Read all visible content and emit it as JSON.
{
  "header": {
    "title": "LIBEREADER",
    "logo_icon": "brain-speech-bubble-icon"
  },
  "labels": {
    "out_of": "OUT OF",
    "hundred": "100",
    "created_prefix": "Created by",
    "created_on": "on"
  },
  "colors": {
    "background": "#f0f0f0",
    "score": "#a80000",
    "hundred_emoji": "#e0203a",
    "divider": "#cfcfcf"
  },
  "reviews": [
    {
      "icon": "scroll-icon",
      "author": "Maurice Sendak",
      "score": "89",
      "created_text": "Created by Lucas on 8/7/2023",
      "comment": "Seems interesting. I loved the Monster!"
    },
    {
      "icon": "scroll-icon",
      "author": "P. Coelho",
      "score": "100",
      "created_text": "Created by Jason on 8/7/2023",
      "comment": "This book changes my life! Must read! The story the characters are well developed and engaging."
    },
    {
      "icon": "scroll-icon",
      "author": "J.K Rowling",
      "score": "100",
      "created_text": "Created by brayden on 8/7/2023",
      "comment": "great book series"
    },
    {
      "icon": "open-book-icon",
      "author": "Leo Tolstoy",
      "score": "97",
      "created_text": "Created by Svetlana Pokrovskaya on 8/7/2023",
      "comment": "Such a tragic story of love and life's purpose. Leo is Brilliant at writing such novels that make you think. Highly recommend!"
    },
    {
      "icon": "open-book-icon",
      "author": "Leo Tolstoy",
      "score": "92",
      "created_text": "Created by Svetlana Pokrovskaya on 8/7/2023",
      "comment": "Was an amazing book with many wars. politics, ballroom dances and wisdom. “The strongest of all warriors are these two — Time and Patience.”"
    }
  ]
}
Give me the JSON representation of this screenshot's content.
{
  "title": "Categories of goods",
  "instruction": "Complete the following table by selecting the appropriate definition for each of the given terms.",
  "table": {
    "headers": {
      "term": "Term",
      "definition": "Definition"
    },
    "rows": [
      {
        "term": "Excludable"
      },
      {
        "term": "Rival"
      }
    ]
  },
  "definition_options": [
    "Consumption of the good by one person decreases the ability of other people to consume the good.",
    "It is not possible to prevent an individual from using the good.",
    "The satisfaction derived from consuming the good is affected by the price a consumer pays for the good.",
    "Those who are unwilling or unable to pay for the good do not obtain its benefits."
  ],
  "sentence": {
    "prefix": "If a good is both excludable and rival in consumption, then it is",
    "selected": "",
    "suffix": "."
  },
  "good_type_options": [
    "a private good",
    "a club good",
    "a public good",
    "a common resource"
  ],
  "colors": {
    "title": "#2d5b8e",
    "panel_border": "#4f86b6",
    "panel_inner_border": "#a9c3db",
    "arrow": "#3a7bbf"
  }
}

■ Task requirements
How many lines in these entries contain the string "life"? State the number and nothing more.

■ Answer to this task
2